_Instructions for the task_: Every line of the material below should be repeated exactly.

=====

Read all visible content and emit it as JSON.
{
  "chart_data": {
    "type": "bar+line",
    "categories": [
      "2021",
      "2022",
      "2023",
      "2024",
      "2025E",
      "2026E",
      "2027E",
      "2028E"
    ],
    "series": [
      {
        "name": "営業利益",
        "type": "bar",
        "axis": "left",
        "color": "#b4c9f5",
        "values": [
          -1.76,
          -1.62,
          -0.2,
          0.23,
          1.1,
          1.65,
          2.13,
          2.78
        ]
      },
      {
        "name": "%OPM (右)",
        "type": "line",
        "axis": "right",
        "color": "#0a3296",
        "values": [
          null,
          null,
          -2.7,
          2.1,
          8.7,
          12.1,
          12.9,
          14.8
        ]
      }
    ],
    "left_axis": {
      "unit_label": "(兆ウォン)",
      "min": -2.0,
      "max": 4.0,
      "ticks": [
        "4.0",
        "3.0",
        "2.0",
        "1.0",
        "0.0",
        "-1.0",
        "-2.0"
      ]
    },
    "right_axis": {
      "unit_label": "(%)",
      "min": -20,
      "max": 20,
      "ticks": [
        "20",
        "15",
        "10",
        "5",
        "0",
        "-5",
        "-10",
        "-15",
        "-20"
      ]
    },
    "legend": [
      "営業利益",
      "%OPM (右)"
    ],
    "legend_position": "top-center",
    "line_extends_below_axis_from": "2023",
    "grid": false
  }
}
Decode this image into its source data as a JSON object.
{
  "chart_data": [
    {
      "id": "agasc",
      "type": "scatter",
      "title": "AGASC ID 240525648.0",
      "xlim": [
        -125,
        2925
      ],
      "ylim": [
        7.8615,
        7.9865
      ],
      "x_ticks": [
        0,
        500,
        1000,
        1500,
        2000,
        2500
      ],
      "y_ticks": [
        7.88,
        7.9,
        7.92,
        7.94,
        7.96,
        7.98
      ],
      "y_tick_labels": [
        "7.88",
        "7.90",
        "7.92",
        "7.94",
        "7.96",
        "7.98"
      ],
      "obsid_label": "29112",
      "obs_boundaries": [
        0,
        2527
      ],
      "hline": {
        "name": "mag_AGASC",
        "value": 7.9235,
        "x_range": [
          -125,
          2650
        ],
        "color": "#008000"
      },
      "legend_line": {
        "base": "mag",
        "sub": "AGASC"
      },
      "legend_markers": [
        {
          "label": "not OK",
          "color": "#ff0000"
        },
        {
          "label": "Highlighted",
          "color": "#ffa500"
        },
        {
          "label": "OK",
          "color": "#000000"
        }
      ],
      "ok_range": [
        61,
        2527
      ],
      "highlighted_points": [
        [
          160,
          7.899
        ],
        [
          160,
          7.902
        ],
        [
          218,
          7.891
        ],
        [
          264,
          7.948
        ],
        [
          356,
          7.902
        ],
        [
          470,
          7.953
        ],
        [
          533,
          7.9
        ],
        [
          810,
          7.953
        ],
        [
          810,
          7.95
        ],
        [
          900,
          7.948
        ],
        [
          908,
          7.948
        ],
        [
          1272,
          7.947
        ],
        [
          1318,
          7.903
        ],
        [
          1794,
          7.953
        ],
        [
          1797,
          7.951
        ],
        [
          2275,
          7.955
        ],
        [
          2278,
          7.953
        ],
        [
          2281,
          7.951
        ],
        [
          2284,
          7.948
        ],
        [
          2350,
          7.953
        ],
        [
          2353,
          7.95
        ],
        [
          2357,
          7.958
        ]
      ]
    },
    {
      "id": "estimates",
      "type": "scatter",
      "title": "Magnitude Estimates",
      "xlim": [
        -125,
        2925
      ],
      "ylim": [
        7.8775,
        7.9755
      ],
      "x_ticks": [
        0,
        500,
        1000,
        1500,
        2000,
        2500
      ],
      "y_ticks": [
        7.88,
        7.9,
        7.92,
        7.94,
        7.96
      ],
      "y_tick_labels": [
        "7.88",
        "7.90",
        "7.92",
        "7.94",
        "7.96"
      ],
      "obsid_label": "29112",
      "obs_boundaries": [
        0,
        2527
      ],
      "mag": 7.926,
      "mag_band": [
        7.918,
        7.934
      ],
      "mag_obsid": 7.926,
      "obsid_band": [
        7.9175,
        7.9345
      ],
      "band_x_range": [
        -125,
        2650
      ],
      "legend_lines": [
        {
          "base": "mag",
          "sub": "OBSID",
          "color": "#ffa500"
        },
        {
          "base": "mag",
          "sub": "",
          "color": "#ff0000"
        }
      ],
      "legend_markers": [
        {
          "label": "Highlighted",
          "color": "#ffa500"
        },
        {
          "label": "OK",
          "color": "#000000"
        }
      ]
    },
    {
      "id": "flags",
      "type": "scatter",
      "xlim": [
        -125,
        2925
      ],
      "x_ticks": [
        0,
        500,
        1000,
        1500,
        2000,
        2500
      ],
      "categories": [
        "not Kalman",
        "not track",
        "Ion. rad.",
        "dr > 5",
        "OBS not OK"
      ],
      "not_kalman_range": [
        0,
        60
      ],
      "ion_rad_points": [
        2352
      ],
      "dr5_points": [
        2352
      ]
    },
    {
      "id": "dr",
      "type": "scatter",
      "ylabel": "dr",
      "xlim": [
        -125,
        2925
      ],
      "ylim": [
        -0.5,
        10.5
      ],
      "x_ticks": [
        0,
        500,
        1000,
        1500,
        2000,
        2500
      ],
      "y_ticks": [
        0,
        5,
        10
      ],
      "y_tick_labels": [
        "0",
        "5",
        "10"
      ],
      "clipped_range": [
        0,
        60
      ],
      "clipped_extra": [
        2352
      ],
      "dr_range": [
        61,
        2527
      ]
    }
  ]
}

=====

_Written reply_:
Read all visible content and emit it as JSON.
{
  "chart_data": {
    "type": "bar+line",
    "categories": [
      "2021",
      "2022",
      "2023",
      "2024",
      "2025E",
      "2026E",
      "2027E",
      "2028E"
    ],
    "series": [
      {
        "name": "営業利益",
        "type": "bar",
        "axis": "left",
        "color": "#b4c9f5",
        "values": [
          -1.76,
          -1.62,
          -0.2,
          0.23,
          1.1,
          1.65,
          2.13,
          2.78
        ]
      },
      {
        "name": "%OPM (右)",
        "type": "line",
        "axis": "right",
        "color": "#0a3296",
        "values": [
          null,
          null,
          -2.7,
          2.1,
          8.7,
          12.1,
          12.9,
          14.8
        ]
      }
    ],
    "left_axis": {
      "unit_label": "(兆ウォン)",
      "min": -2.0,
      "max": 4.0,
      "ticks": [
        "4.0",
        "3.0",
        "2.0",
        "1.0",
        "0.0",
        "-1.0",
        "-2.0"
      ]
    },
    "right_axis": {
      "unit_label": "(%)",
      "min": -20,
      "max": 20,
      "ticks": [
        "20",
        "15",
        "10",
        "5",
        "0",
        "-5",
        "-10",
        "-15",
        "-20"
      ]
    },
    "legend": [
      "営業利益",
      "%OPM (右)"
    ],
    "legend_position": "top-center",
    "line_extends_below_axis_from": "2023",
    "grid": false
  }
}
Decode this image into its source data as a JSON object.
{
  "chart_data": [
    {
      "id": "agasc",
      "type": "scatter",
      "title": "AGASC ID 240525648.0",
      "xlim": [
        -125,
        2925
      ],
      "ylim": [
        7.8615,
        7.9865
      ],
      "x_ticks": [
        0,
        500,
        1000,
        1500,
        2000,
        2500
      ],
      "y_ticks": [
        7.88,
        7.9,
        7.92,
        7.94,
        7.96,
        7.98
      ],
      "y_tick_labels": [
        "7.88",
        "7.90",
        "7.92",
        "7.94",
        "7.96",
        "7.98"
      ],
      "obsid_label": "29112",
      "obs_boundaries": [
        0,
        2527
      ],
      "hline": {
        "name": "mag_AGASC",
        "value": 7.9235,
        "x_range": [
          -125,
          2650
        ],
        "color": "#008000"
      },
      "legend_line": {
        "base": "mag",
        "sub": "AGASC"
      },
      "legend_markers": [
        {
          "label": "not OK",
          "color": "#ff0000"
        },
        {
          "label": "Highlighted",
          "color": "#ffa500"
        },
        {
          "label": "OK",
          "color": "#000000"
        }
      ],
      "ok_range": [
        61,
        2527
      ],
      "highlighted_points": [
        [
          160,
          7.899
        ],
        [
          160,
          7.902
        ],
        [
          218,
          7.891
        ],
        [
          264,
          7.948
        ],
        [
          356,
          7.902
        ],
        [
          470,
          7.953
        ],
        [
          533,
          7.9
        ],
        [
          810,
          7.953
        ],
        [
          810,
          7.95
        ],
        [
          900,
          7.948
        ],
        [
          908,
          7.948
        ],
        [
          1272,
          7.947
        ],
        [
          1318,
          7.903
        ],
        [
          1794,
          7.953
        ],
        [
          1797,
          7.951
        ],
        [
          2275,
          7.955
        ],
        [
          2278,
          7.953
        ],
        [
          2281,
          7.951
        ],
        [
          2284,
          7.948
        ],
        [
          2350,
          7.953
        ],
        [
          2353,
          7.95
        ],
        [
          2357,
          7.958
        ]
      ]
    },
    {
      "id": "estimates",
      "type": "scatter",
      "title": "Magnitude Estimates",
      "xlim": [
        -125,
        2925
      ],
      "ylim": [
        7.8775,
        7.9755
      ],
      "x_ticks": [
        0,
        500,
        1000,
        1500,
        2000,
        2500
      ],
      "y_ticks": [
        7.88,
        7.9,
        7.92,
        7.94,
        7.96
      ],
      "y_tick_labels": [
        "7.88",
        "7.90",
        "7.92",
        "7.94",
        "7.96"
      ],
      "obsid_label": "29112",
      "obs_boundaries": [
        0,
        2527
      ],
      "mag": 7.926,
      "mag_band": [
        7.918,
        7.934
      ],
      "mag_obsid": 7.926,
      "obsid_band": [
        7.9175,
        7.9345
      ],
      "band_x_range": [
        -125,
        2650
      ],
      "legend_lines": [
        {
          "base": "mag",
          "sub": "OBSID",
          "color": "#ffa500"
        },
        {
          "base": "mag",
          "sub": "",
          "color": "#ff0000"
        }
      ],
      "legend_markers": [
        {
          "label": "Highlighted",
          "color": "#ffa500"
        },
        {
          "label": "OK",
          "color": "#000000"
        }
      ]
    },
    {
      "id": "flags",
      "type": "scatter",
      "xlim": [
        -125,
        2925
      ],
      "x_ticks": [
        0,
        500,
        1000,
        1500,
        2000,
        2500
      ],
      "categories": [
        "not Kalman",
        "not track",
        "Ion. rad.",
        "dr > 5",
        "OBS not OK"
      ],
      "not_kalman_range": [
        0,
        60
      ],
      "ion_rad_points": [
        2352
      ],
      "dr5_points": [
        2352
      ]
    },
    {
      "id": "dr",
      "type": "scatter",
      "ylabel": "dr",
      "xlim": [
        -125,
        2925
      ],
      "ylim": [
        -0.5,
        10.5
      ],
      "x_ticks": [
        0,
        500,
        1000,
        1500,
        2000,
        2500
      ],
      "y_ticks": [
        0,
        5,
        10
      ],
      "y_tick_labels": [
        "0",
        "5",
        "10"
      ],
      "clipped_range": [
        0,
        60
      ],
      "clipped_extra": [
        2352
      ],
      "dr_range": [
        61,
        2527
      ]
    }
  ]
}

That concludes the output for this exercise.